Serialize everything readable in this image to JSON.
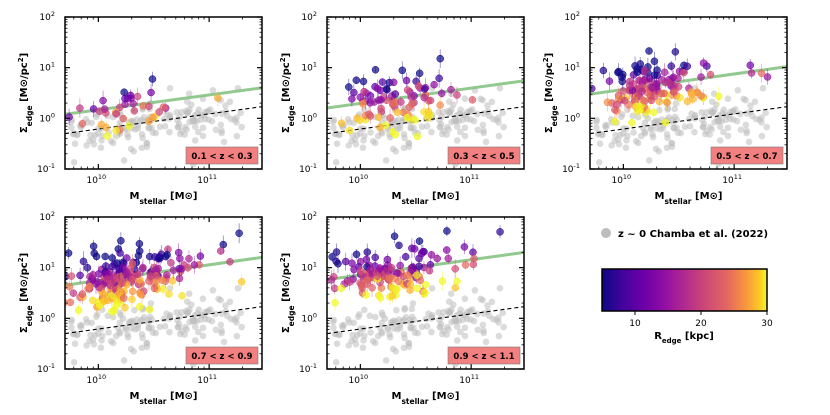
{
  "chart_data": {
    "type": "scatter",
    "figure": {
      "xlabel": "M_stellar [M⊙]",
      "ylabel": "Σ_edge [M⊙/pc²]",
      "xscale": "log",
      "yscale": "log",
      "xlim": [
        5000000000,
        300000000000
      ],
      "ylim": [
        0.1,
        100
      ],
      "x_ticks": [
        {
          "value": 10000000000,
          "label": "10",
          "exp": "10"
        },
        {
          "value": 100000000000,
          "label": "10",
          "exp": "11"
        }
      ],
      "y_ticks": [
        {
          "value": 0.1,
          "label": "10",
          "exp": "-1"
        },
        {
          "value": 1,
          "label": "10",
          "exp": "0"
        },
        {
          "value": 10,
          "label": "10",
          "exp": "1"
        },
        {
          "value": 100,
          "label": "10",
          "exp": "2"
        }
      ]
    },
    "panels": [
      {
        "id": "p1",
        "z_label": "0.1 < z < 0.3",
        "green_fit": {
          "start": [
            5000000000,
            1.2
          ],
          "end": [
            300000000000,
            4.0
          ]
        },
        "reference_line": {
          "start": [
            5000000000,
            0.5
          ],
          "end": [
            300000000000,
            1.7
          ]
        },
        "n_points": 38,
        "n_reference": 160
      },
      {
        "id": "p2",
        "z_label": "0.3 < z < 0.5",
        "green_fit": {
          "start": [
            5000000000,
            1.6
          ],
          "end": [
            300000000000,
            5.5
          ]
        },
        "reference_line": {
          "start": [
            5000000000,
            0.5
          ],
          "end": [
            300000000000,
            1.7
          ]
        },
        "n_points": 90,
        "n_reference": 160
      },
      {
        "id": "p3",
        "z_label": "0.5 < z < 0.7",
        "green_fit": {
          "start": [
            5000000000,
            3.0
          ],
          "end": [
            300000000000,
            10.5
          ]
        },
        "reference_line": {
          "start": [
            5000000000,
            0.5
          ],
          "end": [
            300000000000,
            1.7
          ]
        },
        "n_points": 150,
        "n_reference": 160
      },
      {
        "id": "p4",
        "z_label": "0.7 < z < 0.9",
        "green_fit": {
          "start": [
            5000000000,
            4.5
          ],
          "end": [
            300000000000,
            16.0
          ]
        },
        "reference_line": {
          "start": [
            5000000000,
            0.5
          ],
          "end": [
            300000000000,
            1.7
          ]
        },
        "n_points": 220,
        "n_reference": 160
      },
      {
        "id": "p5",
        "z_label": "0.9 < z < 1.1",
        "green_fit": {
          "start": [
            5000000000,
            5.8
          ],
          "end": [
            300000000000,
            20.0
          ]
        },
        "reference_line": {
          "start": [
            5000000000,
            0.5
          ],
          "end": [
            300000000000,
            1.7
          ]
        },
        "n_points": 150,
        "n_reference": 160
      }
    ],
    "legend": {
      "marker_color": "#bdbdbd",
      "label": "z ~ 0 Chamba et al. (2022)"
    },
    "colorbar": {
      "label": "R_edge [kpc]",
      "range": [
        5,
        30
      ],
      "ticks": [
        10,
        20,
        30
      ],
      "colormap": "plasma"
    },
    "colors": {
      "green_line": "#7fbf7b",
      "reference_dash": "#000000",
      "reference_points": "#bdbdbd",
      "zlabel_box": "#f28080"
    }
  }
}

--------------------------------------------------

Stated goal: All of the data above should be transcribed verbatim, with pictures omitted.

The completed task:
Serialize everything readable in this image to JSON.
{
  "chart_data": {
    "type": "scatter",
    "figure": {
      "xlabel": "M_stellar [M⊙]",
      "ylabel": "Σ_edge [M⊙/pc²]",
      "xscale": "log",
      "yscale": "log",
      "xlim": [
        5000000000,
        300000000000
      ],
      "ylim": [
        0.1,
        100
      ],
      "x_ticks": [
        {
          "value": 10000000000,
          "label": "10",
          "exp": "10"
        },
        {
          "value": 100000000000,
          "label": "10",
          "exp": "11"
        }
      ],
      "y_ticks": [
        {
          "value": 0.1,
          "label": "10",
          "exp": "-1"
        },
        {
          "value": 1,
          "label": "10",
          "exp": "0"
        },
        {
          "value": 10,
          "label": "10",
          "exp": "1"
        },
        {
          "value": 100,
          "label": "10",
          "exp": "2"
        }
      ]
    },
    "panels": [
      {
        "id": "p1",
        "z_label": "0.1 < z < 0.3",
        "green_fit": {
          "start": [
            5000000000,
            1.2
          ],
          "end": [
            300000000000,
            4.0
          ]
        },
        "reference_line": {
          "start": [
            5000000000,
            0.5
          ],
          "end": [
            300000000000,
            1.7
          ]
        },
        "n_points": 38,
        "n_reference": 160
      },
      {
        "id": "p2",
        "z_label": "0.3 < z < 0.5",
        "green_fit": {
          "start": [
            5000000000,
            1.6
          ],
          "end": [
            300000000000,
            5.5
          ]
        },
        "reference_line": {
          "start": [
            5000000000,
            0.5
          ],
          "end": [
            300000000000,
            1.7
          ]
        },
        "n_points": 90,
        "n_reference": 160
      },
      {
        "id": "p3",
        "z_label": "0.5 < z < 0.7",
        "green_fit": {
          "start": [
            5000000000,
            3.0
          ],
          "end": [
            300000000000,
            10.5
          ]
        },
        "reference_line": {
          "start": [
            5000000000,
            0.5
          ],
          "end": [
            300000000000,
            1.7
          ]
        },
        "n_points": 150,
        "n_reference": 160
      },
      {
        "id": "p4",
        "z_label": "0.7 < z < 0.9",
        "green_fit": {
          "start": [
            5000000000,
            4.5
          ],
          "end": [
            300000000000,
            16.0
          ]
        },
        "reference_line": {
          "start": [
            5000000000,
            0.5
          ],
          "end": [
            300000000000,
            1.7
          ]
        },
        "n_points": 220,
        "n_reference": 160
      },
      {
        "id": "p5",
        "z_label": "0.9 < z < 1.1",
        "green_fit": {
          "start": [
            5000000000,
            5.8
          ],
          "end": [
            300000000000,
            20.0
          ]
        },
        "reference_line": {
          "start": [
            5000000000,
            0.5
          ],
          "end": [
            300000000000,
            1.7
          ]
        },
        "n_points": 150,
        "n_reference": 160
      }
    ],
    "legend": {
      "marker_color": "#bdbdbd",
      "label": "z ~ 0 Chamba et al. (2022)"
    },
    "colorbar": {
      "label": "R_edge [kpc]",
      "range": [
        5,
        30
      ],
      "ticks": [
        10,
        20,
        30
      ],
      "colormap": "plasma"
    },
    "colors": {
      "green_line": "#7fbf7b",
      "reference_dash": "#000000",
      "reference_points": "#bdbdbd",
      "zlabel_box": "#f28080"
    }
  }
}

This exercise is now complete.